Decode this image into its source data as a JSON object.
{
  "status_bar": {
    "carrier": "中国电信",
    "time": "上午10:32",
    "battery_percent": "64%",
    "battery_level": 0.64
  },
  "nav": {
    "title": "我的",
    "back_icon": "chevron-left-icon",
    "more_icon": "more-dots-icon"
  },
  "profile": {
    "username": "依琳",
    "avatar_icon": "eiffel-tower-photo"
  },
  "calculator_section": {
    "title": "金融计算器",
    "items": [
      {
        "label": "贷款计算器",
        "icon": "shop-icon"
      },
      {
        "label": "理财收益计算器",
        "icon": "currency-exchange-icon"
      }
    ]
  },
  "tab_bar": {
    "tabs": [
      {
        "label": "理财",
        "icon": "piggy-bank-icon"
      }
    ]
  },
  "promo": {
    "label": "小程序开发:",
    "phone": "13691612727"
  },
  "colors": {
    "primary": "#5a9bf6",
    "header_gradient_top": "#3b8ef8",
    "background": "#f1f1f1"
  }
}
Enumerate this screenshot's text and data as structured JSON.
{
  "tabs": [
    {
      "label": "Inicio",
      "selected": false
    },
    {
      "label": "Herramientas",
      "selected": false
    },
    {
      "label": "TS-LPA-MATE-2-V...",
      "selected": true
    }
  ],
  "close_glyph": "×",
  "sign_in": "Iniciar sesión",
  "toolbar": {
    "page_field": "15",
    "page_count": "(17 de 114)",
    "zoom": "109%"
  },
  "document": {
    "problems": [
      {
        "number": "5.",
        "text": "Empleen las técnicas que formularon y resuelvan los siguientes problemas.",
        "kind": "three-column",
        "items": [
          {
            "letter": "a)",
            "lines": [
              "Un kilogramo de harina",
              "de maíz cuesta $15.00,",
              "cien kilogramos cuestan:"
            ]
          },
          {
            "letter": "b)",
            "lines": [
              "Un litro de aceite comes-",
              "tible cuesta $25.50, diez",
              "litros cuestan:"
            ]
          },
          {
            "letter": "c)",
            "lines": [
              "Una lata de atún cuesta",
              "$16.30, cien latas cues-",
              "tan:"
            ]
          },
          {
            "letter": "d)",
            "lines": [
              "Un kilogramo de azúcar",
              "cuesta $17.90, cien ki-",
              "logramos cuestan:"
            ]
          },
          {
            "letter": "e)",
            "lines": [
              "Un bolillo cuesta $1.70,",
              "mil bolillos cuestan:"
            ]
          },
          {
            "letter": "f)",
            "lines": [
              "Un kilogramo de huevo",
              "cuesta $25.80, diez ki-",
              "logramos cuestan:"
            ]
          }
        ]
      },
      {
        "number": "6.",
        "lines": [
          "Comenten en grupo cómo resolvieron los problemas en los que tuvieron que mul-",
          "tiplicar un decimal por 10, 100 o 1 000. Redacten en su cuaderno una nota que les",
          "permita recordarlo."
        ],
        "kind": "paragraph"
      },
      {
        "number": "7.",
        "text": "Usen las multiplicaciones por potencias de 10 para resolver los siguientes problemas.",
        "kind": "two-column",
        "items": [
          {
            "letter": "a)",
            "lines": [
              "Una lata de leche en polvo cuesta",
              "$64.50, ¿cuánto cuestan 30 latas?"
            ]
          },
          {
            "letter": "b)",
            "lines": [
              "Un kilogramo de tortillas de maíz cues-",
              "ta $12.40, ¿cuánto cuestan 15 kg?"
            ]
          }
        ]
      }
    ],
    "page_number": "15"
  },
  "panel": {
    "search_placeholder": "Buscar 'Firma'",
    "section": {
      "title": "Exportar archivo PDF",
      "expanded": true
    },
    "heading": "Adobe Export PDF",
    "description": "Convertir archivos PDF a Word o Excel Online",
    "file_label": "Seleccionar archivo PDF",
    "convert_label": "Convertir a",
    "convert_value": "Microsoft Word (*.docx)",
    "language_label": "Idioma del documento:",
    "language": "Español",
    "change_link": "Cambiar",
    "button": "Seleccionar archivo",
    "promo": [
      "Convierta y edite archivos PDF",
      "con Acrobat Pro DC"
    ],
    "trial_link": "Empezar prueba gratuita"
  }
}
§
■ **What you are asked to do**
Which lines above hold the word "problemas"? Copy each of them.

■ **Exercise solution**
        "text": "Empleen las técnicas que formularon y resuelvan los siguientes problemas.",
          "Comenten en grupo cómo resolvieron los problemas en los que tuvieron que mul-",
        "text": "Usen las multiplicaciones por potencias de 10 para resolver los siguientes problemas.",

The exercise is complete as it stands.